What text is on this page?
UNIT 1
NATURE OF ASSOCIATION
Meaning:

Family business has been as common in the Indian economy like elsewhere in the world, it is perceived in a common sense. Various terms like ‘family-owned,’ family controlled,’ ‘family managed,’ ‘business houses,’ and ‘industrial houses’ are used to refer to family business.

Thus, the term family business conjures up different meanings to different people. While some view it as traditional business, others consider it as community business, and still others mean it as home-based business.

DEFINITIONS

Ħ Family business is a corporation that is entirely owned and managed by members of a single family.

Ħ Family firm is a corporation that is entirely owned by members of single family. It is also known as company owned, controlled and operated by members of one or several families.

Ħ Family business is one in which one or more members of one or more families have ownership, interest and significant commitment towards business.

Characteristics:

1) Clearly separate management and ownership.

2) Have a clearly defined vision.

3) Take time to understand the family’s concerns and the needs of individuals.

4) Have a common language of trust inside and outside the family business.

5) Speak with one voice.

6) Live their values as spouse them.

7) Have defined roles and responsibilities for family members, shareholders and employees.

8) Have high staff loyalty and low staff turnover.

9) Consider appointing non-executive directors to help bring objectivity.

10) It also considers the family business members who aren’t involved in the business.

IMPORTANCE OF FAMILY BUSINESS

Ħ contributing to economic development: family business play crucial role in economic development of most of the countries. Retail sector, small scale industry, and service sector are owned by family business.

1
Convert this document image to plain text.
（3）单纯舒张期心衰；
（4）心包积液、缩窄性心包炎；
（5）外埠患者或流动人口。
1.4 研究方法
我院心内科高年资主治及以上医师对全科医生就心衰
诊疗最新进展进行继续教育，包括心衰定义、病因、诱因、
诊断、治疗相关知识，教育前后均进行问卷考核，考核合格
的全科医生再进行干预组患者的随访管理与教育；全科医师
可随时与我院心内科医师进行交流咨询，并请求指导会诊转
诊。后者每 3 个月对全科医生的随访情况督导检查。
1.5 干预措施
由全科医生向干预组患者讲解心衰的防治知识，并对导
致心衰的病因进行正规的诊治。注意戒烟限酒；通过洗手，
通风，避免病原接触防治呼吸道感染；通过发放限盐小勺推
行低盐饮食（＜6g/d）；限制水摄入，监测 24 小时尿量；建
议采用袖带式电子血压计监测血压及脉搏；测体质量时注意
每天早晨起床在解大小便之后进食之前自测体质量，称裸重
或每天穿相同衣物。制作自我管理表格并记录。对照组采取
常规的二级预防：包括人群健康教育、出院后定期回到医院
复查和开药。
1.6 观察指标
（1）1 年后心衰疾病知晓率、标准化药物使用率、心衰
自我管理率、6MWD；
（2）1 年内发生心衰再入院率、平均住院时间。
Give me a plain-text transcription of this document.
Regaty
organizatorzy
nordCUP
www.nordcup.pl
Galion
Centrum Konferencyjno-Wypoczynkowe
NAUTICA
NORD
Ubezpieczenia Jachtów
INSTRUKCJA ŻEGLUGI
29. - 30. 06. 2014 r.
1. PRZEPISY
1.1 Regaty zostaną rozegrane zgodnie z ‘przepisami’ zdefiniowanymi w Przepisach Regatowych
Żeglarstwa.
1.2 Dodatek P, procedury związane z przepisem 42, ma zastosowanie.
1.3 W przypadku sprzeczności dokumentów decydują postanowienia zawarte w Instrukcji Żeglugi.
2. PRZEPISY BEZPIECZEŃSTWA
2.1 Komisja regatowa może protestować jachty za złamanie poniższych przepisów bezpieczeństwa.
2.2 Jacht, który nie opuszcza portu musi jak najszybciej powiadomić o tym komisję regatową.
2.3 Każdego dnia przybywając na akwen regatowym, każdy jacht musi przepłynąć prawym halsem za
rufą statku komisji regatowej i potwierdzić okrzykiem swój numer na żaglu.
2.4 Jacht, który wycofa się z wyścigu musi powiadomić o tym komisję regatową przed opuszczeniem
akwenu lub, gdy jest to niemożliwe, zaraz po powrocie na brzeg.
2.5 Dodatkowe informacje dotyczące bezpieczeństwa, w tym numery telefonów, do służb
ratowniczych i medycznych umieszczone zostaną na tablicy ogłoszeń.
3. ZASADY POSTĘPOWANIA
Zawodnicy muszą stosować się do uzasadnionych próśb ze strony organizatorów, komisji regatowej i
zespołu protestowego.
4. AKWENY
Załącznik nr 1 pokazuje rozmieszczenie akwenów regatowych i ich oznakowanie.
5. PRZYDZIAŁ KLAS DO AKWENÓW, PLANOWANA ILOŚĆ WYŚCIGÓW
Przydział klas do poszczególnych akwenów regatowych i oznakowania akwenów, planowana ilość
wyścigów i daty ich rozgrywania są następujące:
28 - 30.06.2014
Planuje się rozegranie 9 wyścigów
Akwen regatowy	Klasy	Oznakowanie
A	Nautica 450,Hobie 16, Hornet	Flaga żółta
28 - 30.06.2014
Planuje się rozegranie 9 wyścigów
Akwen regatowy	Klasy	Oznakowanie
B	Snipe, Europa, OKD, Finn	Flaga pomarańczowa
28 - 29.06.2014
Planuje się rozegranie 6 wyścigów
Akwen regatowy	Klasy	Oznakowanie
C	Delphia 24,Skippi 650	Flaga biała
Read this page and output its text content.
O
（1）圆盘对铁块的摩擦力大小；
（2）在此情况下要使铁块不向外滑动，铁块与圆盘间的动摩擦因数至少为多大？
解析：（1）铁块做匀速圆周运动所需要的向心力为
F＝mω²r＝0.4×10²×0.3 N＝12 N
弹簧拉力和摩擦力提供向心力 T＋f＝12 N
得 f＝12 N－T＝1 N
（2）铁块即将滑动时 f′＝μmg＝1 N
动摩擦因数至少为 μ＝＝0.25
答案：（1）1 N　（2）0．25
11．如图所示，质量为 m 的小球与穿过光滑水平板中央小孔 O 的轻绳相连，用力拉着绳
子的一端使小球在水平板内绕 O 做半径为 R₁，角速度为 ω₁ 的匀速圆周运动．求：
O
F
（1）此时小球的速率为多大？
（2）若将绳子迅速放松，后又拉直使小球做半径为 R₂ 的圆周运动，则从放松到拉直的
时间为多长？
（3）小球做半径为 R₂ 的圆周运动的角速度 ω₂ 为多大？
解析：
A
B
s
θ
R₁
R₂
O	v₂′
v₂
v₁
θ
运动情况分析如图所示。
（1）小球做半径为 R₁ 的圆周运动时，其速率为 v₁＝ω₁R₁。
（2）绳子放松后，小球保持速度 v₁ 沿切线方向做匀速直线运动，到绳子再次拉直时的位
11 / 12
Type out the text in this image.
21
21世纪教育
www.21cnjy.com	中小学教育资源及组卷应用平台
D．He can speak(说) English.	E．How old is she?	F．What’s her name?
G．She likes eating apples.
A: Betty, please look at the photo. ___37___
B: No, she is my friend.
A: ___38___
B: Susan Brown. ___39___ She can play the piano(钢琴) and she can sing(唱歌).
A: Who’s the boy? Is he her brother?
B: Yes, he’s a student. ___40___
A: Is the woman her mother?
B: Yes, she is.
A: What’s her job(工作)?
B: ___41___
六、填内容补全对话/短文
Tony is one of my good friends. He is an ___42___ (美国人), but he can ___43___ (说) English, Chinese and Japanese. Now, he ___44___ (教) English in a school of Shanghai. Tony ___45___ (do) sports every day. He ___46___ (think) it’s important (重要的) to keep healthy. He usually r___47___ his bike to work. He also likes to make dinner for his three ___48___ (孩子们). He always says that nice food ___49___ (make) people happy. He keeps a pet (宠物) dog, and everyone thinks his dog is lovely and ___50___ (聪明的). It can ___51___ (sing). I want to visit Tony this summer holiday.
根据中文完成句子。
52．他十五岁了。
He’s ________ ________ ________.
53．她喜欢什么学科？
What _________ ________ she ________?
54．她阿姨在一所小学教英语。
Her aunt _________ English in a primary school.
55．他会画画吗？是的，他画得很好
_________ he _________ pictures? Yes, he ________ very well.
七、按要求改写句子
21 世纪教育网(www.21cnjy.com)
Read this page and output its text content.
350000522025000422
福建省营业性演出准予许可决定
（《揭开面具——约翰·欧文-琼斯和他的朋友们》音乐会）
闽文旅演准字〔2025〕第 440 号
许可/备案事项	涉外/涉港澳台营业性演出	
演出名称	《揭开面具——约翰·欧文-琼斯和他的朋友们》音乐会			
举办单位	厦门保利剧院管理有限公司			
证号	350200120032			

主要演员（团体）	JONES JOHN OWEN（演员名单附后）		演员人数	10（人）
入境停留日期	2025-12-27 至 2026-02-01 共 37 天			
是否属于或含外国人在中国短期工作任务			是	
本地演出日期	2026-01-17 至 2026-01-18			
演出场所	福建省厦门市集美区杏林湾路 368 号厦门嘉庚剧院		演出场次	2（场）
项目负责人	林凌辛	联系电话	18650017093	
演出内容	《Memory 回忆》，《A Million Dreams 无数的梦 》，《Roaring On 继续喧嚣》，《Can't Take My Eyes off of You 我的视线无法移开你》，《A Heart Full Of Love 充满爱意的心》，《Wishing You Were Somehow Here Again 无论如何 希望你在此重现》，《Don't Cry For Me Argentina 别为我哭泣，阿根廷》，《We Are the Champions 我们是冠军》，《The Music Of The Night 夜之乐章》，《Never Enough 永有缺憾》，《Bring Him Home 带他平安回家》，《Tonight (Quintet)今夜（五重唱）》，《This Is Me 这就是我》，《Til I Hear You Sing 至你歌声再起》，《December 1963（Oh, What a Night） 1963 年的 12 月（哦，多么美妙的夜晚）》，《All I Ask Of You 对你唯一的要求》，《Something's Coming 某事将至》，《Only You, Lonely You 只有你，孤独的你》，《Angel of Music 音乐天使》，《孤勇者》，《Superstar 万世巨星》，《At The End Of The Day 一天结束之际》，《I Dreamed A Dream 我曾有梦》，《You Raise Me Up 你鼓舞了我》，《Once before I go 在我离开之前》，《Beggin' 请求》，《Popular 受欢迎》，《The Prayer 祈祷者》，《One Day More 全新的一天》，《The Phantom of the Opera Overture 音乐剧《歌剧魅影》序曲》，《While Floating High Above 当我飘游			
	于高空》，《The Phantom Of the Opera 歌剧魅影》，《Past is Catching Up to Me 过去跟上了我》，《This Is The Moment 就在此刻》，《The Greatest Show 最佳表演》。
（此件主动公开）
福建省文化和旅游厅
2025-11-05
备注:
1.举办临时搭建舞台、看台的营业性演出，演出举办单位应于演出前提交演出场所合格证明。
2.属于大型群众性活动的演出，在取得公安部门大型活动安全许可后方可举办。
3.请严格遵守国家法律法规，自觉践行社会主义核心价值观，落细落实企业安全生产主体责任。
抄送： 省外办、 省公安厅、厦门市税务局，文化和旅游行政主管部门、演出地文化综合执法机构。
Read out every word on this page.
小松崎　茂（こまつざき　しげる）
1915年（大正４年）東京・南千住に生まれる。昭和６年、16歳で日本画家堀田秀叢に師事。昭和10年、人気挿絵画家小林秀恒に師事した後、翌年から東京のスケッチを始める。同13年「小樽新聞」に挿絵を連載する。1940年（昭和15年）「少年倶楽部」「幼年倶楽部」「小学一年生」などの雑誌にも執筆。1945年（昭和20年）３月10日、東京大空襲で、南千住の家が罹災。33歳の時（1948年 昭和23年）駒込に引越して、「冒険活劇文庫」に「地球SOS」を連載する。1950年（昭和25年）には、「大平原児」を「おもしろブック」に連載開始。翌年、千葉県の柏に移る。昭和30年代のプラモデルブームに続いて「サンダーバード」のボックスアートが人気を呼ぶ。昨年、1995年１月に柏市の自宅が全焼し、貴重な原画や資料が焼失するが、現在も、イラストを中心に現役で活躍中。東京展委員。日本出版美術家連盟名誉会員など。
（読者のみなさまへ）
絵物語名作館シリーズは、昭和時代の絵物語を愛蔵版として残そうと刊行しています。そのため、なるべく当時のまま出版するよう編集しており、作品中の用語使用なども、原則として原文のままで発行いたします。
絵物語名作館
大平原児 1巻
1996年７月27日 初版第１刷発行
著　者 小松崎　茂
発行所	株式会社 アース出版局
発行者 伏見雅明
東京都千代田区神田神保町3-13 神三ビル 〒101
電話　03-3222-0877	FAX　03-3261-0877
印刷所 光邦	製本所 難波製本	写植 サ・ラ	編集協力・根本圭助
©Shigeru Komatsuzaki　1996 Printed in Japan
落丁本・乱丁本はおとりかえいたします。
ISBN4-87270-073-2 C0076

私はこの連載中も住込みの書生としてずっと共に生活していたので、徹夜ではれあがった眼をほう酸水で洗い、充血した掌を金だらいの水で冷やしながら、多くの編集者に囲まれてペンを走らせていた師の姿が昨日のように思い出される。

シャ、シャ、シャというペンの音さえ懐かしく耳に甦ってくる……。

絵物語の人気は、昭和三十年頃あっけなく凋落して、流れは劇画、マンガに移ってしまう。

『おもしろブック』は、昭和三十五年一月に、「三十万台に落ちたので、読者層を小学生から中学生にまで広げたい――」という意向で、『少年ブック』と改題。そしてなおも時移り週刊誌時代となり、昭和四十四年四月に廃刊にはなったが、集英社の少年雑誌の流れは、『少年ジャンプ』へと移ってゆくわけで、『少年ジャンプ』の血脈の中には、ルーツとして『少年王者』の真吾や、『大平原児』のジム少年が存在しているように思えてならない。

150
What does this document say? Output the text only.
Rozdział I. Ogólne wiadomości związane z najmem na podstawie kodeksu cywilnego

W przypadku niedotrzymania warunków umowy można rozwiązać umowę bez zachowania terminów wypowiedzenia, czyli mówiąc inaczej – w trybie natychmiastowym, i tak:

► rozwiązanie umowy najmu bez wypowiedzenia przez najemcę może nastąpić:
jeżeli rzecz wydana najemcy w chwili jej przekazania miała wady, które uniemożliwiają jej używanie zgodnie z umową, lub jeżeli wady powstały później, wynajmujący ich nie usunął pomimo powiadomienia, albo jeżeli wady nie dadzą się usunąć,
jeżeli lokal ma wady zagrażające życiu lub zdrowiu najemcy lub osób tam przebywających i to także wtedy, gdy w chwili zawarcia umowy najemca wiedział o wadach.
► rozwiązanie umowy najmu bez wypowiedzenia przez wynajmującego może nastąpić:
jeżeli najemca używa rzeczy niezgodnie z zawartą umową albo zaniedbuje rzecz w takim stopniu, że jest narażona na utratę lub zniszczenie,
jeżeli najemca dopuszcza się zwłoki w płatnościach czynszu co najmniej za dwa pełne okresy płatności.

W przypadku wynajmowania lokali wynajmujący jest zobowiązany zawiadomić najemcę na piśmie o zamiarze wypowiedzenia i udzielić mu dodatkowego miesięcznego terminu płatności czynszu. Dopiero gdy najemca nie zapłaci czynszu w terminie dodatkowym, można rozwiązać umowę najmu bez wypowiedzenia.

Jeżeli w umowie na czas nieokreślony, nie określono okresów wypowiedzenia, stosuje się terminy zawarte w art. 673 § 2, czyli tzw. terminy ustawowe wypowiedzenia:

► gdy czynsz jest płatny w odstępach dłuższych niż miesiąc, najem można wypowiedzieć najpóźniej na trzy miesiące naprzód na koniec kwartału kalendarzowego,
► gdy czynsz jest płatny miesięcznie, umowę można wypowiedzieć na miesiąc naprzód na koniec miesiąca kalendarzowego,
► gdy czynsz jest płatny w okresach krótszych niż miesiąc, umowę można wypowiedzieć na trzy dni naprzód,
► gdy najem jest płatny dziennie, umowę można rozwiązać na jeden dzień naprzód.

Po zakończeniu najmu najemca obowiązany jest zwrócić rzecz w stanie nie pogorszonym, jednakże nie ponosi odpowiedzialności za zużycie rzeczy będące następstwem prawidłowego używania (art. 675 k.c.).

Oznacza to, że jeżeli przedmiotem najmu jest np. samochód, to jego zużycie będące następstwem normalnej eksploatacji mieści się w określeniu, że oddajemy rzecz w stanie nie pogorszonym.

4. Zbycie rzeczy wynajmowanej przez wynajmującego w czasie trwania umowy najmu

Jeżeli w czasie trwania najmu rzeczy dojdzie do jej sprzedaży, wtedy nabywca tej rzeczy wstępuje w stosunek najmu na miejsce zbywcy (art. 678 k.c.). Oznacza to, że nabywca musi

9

◇ ◇ ◇ ◇ ◇

## EXERCISE DETAILS
Take each line of the material that contains the word "trwania" and list it.

## ANSWER FOR THE TASK
4. Zbycie rzeczy wynajmowanej przez wynajmującego w czasie trwania umowy najmu
Jeżeli w czasie trwania najmu rzeczy dojdzie do jej sprzedaży, wtedy nabywca tej rzeczy wstępuje w stosunek najmu na miejsce zbywcy (art. 678 k.c.). Oznacza to, że nabywca musi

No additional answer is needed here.